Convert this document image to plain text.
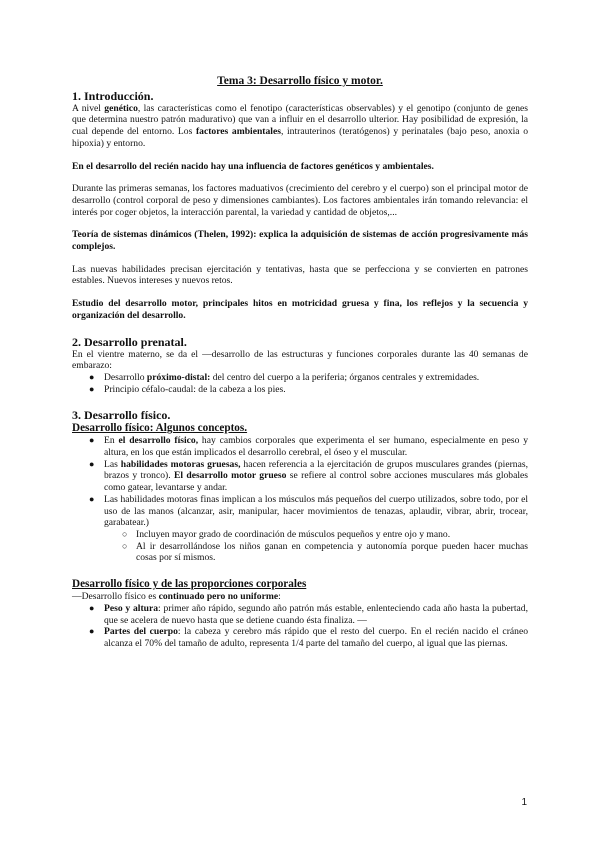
Tema 3: Desarrollo físico y motor.
1. Introducción.

A nivel genético, las características como el fenotipo (características observables) y el genotipo (conjunto de genes que determina nuestro patrón madurativo) que van a influir en el desarrollo ulterior. Hay posibilidad de expresión, la cual depende del entorno. Los factores ambientales, intrauterinos (teratógenos) y perinatales (bajo peso, anoxia o hipoxia) y entorno.

En el desarrollo del recién nacido hay una influencia de factores genéticos y ambientales.

Durante las primeras semanas, los factores maduativos (crecimiento del cerebro y el cuerpo) son el principal motor de desarrollo (control corporal de peso y dimensiones cambiantes). Los factores ambientales irán tomando relevancia: el interés por coger objetos, la interacción parental, la variedad y cantidad de objetos,...

Teoría de sistemas dinámicos (Thelen, 1992): explica la adquisición de sistemas de acción progresivamente más complejos.

Las nuevas habilidades precisan ejercitación y tentativas, hasta que se perfecciona y se convierten en patrones estables. Nuevos intereses y nuevos retos.

Estudio del desarrollo motor, principales hitos en motricidad gruesa y fina, los reflejos y la secuencia y organización del desarrollo.

2. Desarrollo prenatal.

En el vientre materno, se da el —desarrollo de las estructuras y funciones corporales durante las 40 semanas de embarazo:

● Desarrollo próximo-distal: del centro del cuerpo a la periferia; órganos centrales y extremidades.
● Principio céfalo-caudal: de la cabeza a los pies.
3. Desarrollo físico.
Desarrollo físico: Algunos conceptos.
● En el desarrollo físico, hay cambios corporales que experimenta el ser humano, especialmente en peso y altura, en los que están implicados el desarrollo cerebral, el óseo y el muscular.
● Las habilidades motoras gruesas, hacen referencia a la ejercitación de grupos musculares grandes (piernas, brazos y tronco). El desarrollo motor grueso se refiere al control sobre acciones musculares más globales como gatear, levantarse y andar.
● Las habilidades motoras finas implican a los músculos más pequeños del cuerpo utilizados, sobre todo, por el uso de las manos (alcanzar, asir, manipular, hacer movimientos de tenazas, aplaudir, vibrar, abrir, trocear, garabatear.)
○ Incluyen mayor grado de coordinación de músculos pequeños y entre ojo y mano.
○ Al ir desarrollándose los niños ganan en competencia y autonomía porque pueden hacer muchas cosas por sí mismos.
Desarrollo físico y de las proporciones corporales

—Desarrollo físico es continuado pero no uniforme:

● Peso y altura: primer año rápido, segundo año patrón más estable, enlenteciendo cada año hasta la pubertad, que se acelera de nuevo hasta que se detiene cuando ésta finaliza. —
● Partes del cuerpo: la cabeza y cerebro más rápido que el resto del cuerpo. En el recién nacido el cráneo alcanza el 70% del tamaño de adulto, representa 1/4 parte del tamaño del cuerpo, al igual que las piernas.
1
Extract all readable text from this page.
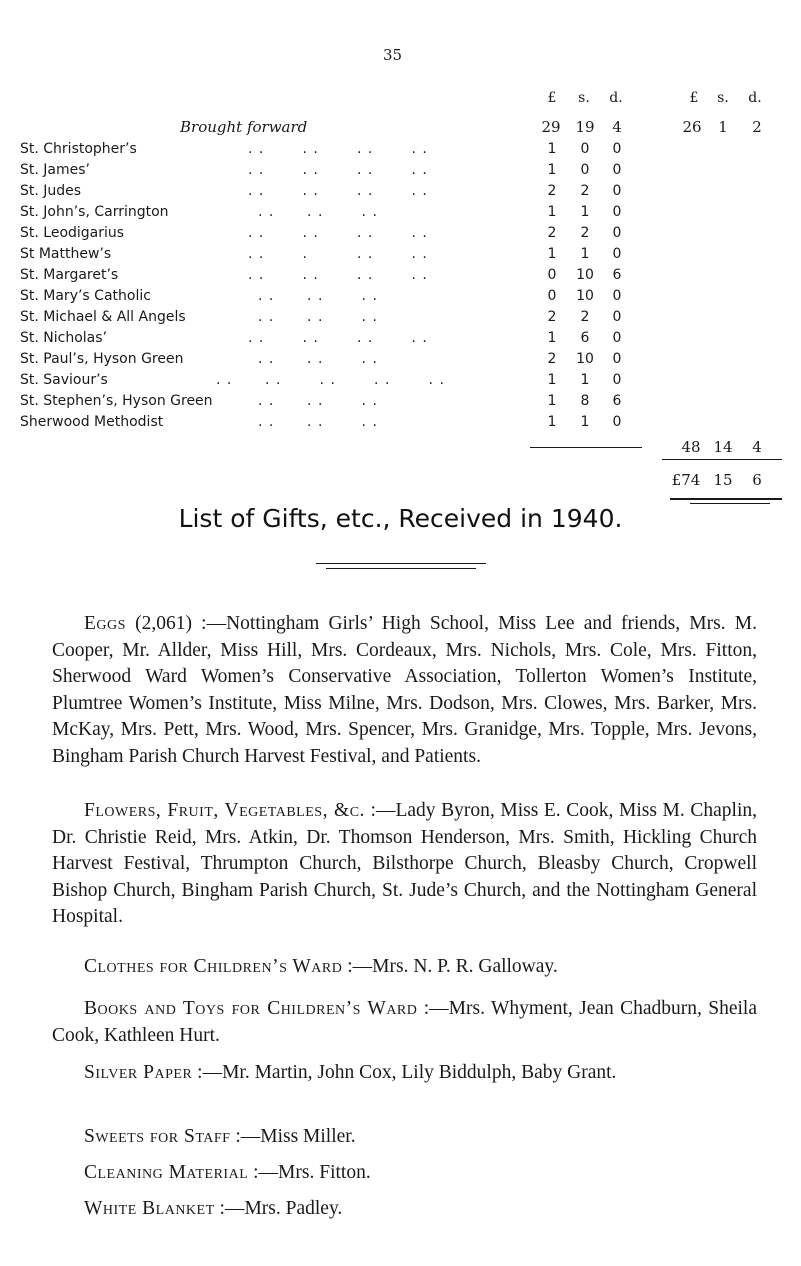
35
£	s.	d.	£	s.	d.
Brought forward	29 19	4	26	1	2
St. Christopher’s	. .       . .       . .       . .	1	0	0
St. James’	. .       . .       . .       . .	1	0	0
St. Judes	. .       . .       . .       . .	2	2	0
St. John’s, Carrington	. .      . .       . .	1	1	0
St. Leodigarius	. .       . .       . .       . .	2	2	0
St Matthew’s	. .       .         . .       . .	1	1	0
St. Margaret’s	. .       . .       . .       . .	0	10	6
St. Mary’s Catholic	. .      . .       . .	0	10	0
St. Michael & All Angels	. .      . .       . .	2	2	0
St. Nicholas’	. .       . .       . .       . .	1	6	0
St. Paul’s, Hyson Green	. .      . .       . .	2	10	0
St. Saviour’s	. .      . .       . .       . .       . .	1	1	0
St. Stephen’s, Hyson Green	. .      . .       . .	1	8	6
Sherwood Methodist	. .      . .       . .	1	1	0
48 14	4
£74 15	6
List of Gifts, etc., Received in 1940.
Eggs (2,061) :—Nottingham Girls’ High School, Miss Lee and friends, Mrs. M. Cooper, Mr. Allder, Miss Hill, Mrs. Cordeaux, Mrs. Nichols, Mrs. Cole, Mrs. Fitton, Sherwood Ward Women’s Conservative Association, Tollerton Women’s Institute, Plumtree Women’s Institute, Miss Milne, Mrs. Dodson, Mrs. Clowes, Mrs. Barker, Mrs. McKay, Mrs. Pett, Mrs. Wood, Mrs. Spencer, Mrs. Granidge, Mrs. Topple, Mrs. Jevons, Bingham Parish Church Harvest Festival, and Patients.
Flowers, Fruit, Vegetables, &c. :—Lady Byron, Miss E. Cook, Miss M. Chaplin, Dr. Christie Reid, Mrs. Atkin, Dr. Thomson Henderson, Mrs. Smith, Hickling Church Harvest Festival, Thrumpton Church, Bilsthorpe Church, Bleasby Church, Cropwell Bishop Church, Bingham Parish Church, St. Jude’s Church, and the Nottingham General Hospital.
Clothes for Children’s Ward :—Mrs. N. P. R. Galloway.
Books and Toys for Children’s Ward :—Mrs. Whyment, Jean Chadburn, Sheila Cook, Kathleen Hurt.
Silver Paper :—Mr. Martin, John Cox, Lily Biddulph, Baby Grant.
Sweets for Staff :—Miss Miller.
Cleaning Material :—Mrs. Fitton.
White Blanket :—Mrs. Padley.
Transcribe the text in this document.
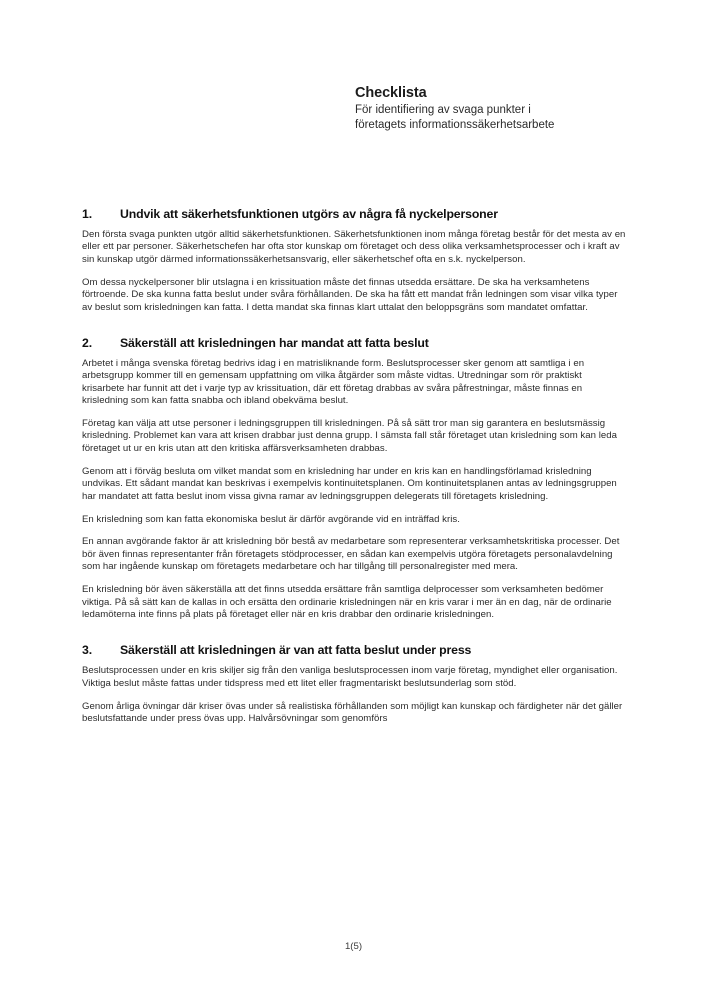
Checklista
För identifiering av svaga punkter i
företagets informationssäkerhetsarbete
1.	Undvik att säkerhetsfunktionen utgörs av några få nyckelpersoner

Den första svaga punkten utgör alltid säkerhetsfunktionen. Säkerhetsfunktionen inom många företag består för det mesta av en eller ett par personer. Säkerhetschefen har ofta stor kunskap om företaget och dess olika verksamhetsprocesser och i kraft av sin kunskap utgör därmed informationssäkerhetsansvarig, eller säkerhetschef ofta en s.k. nyckelperson.

Om dessa nyckelpersoner blir utslagna i en krissituation måste det finnas utsedda ersättare. De ska ha verksamhetens förtroende. De ska kunna fatta beslut under svåra förhållanden. De ska ha fått ett mandat från ledningen som visar vilka typer av beslut som krisledningen kan fatta. I detta mandat ska finnas klart uttalat den beloppsgräns som mandatet omfattar.

2.	Säkerställ att krisledningen har mandat att fatta beslut

Arbetet i många svenska företag bedrivs idag i en matrisliknande form. Beslutsprocesser sker genom att samtliga i en arbetsgrupp kommer till en gemensam uppfattning om vilka åtgärder som måste vidtas. Utredningar som rör praktiskt krisarbete har funnit att det i varje typ av krissituation, där ett företag drabbas av svåra påfrestningar, måste finnas en krisledning som kan fatta snabba och ibland obekväma beslut.

Företag kan välja att utse personer i ledningsgruppen till krisledningen. På så sätt tror man sig garantera en beslutsmässig krisledning. Problemet kan vara att krisen drabbar just denna grupp. I sämsta fall står företaget utan krisledning som kan leda företaget ut ur en kris utan att den kritiska affärsverksamheten drabbas.

Genom att i förväg besluta om vilket mandat som en krisledning har under en kris kan en handlingsförlamad krisledning undvikas. Ett sådant mandat kan beskrivas i exempelvis kontinuitetsplanen. Om kontinuitetsplanen antas av ledningsgruppen har mandatet att fatta beslut inom vissa givna ramar av ledningsgruppen delegerats till företagets krisledning.

En krisledning som kan fatta ekonomiska beslut är därför avgörande vid en inträffad kris.

En annan avgörande faktor är att krisledning bör bestå av medarbetare som representerar verksamhetskritiska processer. Det bör även finnas representanter från företagets stödprocesser, en sådan kan exempelvis utgöra företagets personalavdelning som har ingående kunskap om företagets medarbetare och har tillgång till personalregister med mera.

En krisledning bör även säkerställa att det finns utsedda ersättare från samtliga delprocesser som verksamheten bedömer viktiga. På så sätt kan de kallas in och ersätta den ordinarie krisledningen när en kris varar i mer än en dag, när de ordinarie ledamöterna inte finns på plats på företaget eller när en kris drabbar den ordinarie krisledningen.

3.	Säkerställ att krisledningen är van att fatta beslut under press

Beslutsprocessen under en kris skiljer sig från den vanliga beslutsprocessen inom varje företag, myndighet eller organisation. Viktiga beslut måste fattas under tidspress med ett litet eller fragmentariskt beslutsunderlag som stöd.

Genom årliga övningar där kriser övas under så realistiska förhållanden som möjligt kan kunskap och färdigheter när det gäller beslutsfattande under press övas upp. Halvårsövningar som genomförs

1(5)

> **INSTRUCTIONS FOR THE TASK**:
Only the number is wanted: how many lines above include the word "John"?

> **ANSWER TO THE PROBLEM**:
2